# start of INFORMATION GIVEN

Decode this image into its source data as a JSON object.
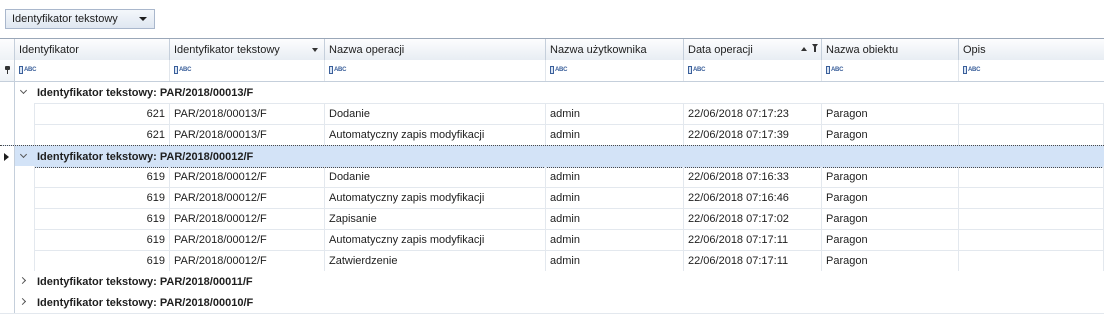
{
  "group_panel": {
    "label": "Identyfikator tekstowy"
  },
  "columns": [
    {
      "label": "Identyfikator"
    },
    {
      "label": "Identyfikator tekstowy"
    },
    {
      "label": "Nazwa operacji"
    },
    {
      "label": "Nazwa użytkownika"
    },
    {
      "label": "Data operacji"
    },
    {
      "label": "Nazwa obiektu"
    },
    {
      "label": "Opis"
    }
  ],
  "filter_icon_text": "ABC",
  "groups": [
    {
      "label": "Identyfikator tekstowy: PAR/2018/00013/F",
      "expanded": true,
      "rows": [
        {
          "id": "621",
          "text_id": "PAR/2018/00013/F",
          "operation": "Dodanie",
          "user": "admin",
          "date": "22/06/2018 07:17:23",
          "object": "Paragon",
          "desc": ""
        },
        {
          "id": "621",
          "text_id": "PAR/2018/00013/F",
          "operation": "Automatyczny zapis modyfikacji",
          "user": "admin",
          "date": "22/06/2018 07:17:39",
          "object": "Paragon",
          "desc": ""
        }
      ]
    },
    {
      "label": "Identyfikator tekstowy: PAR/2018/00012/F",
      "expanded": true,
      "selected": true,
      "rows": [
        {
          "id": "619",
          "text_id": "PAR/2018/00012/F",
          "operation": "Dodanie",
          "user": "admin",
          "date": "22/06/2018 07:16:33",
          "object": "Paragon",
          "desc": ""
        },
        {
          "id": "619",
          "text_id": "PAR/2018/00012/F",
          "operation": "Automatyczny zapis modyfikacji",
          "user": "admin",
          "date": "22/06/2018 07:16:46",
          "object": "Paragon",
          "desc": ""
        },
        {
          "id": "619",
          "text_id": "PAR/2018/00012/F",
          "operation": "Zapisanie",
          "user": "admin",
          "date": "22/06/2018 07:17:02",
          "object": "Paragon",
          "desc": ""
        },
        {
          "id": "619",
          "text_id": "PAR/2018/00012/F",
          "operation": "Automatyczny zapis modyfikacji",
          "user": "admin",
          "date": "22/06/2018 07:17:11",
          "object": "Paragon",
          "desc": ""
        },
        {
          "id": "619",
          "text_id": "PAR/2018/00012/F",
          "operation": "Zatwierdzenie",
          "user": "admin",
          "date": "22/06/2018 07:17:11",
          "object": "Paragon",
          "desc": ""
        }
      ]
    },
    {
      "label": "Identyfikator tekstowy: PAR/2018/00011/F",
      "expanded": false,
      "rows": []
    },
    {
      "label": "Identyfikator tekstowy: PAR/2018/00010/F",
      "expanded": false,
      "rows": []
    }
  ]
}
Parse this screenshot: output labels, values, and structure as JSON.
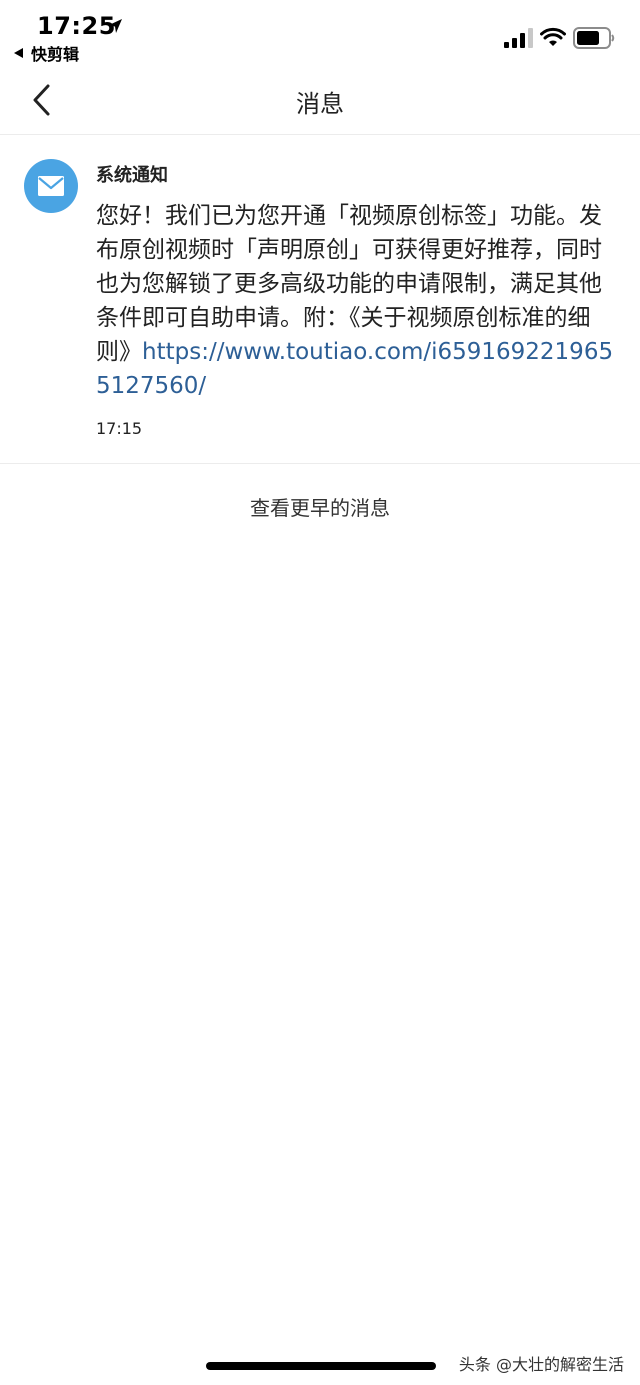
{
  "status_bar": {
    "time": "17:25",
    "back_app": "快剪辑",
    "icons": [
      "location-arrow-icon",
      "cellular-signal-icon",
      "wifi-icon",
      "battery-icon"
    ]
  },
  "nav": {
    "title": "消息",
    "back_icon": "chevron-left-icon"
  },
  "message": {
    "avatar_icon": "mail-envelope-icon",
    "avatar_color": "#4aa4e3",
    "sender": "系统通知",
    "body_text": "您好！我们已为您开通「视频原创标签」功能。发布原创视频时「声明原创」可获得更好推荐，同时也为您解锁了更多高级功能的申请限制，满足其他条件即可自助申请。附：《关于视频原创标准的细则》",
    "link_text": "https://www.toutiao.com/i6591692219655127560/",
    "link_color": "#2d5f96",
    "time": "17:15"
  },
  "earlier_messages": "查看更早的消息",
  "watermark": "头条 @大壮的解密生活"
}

# end of INFORMATION GIVEN
# start of INFORMATION GIVEN

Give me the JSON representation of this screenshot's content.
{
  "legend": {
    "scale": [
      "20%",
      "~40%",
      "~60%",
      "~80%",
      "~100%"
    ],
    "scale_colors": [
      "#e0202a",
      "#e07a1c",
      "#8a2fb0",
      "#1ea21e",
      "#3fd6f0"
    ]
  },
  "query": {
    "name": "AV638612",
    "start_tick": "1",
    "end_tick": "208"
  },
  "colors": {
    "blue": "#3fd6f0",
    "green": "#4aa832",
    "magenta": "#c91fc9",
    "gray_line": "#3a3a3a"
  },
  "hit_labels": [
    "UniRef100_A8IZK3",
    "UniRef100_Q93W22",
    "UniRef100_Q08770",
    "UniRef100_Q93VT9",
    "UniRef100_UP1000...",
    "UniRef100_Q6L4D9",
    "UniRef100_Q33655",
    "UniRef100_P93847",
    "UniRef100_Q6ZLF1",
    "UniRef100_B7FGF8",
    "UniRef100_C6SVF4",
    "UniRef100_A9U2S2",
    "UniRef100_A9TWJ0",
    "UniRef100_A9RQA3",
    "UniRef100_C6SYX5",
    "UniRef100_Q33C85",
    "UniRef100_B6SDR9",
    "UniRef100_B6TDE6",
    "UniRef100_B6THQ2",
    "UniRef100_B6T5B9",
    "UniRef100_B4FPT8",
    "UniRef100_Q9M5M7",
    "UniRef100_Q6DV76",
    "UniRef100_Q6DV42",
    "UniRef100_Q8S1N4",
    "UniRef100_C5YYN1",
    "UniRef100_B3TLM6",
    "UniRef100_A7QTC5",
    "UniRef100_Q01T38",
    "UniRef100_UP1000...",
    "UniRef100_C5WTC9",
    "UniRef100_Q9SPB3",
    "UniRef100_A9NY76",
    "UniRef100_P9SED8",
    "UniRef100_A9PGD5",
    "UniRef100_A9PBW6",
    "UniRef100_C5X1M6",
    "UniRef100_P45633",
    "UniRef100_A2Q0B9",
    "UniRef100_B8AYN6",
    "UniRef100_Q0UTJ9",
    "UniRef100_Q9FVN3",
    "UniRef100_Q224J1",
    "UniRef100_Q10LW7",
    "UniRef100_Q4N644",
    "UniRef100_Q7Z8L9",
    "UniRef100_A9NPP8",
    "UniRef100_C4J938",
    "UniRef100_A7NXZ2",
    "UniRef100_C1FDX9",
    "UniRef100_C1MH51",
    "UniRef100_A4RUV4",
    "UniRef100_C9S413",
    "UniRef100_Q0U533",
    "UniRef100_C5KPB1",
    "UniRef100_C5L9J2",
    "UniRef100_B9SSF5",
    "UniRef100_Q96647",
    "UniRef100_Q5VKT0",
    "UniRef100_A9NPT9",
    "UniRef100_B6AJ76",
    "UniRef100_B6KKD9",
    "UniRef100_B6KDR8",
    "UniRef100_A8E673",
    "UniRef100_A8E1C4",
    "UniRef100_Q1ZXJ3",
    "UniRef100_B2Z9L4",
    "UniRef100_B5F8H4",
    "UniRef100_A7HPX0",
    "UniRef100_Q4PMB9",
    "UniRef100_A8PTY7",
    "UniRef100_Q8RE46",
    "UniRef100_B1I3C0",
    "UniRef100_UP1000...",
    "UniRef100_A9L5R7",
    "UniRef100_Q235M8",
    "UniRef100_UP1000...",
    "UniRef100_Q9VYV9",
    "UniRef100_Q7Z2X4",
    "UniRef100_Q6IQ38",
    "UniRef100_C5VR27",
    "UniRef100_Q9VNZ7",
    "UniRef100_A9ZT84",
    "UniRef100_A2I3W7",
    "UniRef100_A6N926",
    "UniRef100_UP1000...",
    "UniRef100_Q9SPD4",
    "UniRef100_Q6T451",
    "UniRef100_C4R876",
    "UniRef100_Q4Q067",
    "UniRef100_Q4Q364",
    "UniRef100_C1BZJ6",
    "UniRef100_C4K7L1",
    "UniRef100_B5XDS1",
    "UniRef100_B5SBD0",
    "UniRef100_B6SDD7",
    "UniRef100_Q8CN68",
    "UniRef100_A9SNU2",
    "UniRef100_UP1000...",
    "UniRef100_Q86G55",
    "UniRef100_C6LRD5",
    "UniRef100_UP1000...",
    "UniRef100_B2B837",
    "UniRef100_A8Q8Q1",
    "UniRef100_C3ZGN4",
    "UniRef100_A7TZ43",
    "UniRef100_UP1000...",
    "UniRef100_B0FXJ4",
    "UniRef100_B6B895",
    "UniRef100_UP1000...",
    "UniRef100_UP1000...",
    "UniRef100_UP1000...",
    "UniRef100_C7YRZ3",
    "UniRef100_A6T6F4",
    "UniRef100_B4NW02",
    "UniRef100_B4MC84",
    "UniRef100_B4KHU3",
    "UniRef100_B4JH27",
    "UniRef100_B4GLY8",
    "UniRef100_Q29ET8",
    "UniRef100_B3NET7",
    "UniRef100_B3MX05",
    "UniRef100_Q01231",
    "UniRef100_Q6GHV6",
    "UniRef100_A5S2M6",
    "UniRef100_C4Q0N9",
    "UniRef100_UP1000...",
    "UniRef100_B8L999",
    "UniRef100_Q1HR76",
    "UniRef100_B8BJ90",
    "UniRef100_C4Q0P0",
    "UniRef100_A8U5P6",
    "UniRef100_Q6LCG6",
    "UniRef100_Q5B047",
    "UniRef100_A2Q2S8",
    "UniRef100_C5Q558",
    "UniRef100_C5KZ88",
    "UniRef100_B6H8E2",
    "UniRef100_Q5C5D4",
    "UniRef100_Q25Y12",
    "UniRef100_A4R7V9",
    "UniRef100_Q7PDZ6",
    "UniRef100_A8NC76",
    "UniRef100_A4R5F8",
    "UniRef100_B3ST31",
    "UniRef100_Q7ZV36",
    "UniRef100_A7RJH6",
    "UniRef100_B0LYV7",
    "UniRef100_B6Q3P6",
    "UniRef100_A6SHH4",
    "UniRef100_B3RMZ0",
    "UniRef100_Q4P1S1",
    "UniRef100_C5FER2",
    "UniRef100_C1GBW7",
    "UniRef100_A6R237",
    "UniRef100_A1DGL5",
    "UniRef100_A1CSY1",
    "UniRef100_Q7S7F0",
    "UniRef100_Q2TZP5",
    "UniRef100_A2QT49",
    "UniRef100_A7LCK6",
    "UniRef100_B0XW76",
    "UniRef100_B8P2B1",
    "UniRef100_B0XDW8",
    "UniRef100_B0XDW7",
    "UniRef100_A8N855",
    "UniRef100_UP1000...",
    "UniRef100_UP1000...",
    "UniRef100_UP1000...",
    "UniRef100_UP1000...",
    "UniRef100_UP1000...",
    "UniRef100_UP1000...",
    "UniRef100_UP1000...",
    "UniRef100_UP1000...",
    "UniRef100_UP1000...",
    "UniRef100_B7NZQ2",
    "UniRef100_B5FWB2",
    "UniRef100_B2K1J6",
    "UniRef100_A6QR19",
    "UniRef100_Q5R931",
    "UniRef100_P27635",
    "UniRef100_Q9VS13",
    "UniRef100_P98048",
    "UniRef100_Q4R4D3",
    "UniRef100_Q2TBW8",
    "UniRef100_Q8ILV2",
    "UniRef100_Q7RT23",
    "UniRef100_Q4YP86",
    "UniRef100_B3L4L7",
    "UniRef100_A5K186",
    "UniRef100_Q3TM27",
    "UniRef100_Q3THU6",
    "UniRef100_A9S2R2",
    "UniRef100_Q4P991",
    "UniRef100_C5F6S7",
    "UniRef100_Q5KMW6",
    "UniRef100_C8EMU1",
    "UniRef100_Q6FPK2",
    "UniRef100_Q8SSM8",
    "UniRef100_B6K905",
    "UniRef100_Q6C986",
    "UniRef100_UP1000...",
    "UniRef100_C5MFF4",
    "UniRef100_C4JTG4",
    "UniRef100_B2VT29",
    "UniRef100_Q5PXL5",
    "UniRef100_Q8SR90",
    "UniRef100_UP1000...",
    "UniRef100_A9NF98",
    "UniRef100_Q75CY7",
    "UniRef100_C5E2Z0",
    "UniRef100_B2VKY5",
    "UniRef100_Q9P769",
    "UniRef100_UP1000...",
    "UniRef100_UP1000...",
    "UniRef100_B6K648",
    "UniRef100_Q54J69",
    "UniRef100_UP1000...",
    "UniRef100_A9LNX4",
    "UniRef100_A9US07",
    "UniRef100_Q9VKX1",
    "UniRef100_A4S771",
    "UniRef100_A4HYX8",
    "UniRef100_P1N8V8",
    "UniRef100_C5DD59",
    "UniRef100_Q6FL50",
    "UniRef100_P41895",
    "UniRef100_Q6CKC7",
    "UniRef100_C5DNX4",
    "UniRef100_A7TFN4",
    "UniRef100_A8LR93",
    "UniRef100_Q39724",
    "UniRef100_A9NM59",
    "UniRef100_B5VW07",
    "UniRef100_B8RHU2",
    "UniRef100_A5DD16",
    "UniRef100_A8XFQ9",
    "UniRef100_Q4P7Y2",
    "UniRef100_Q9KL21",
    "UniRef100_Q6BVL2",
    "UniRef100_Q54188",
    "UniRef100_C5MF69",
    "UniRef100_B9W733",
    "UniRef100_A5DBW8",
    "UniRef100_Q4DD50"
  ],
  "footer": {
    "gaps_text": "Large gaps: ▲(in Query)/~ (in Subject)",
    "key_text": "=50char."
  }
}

# end of INFORMATION GIVEN

*WHAT IS EXPECTED*:
Copy every line of the records above that contains "JSON".

*FINISHED EXERCISE*:
Decode this image into its source data as a JSON object.
Parse this screenshot: output labels, values, and structure as JSON.
Give me the JSON representation of this screenshot's content.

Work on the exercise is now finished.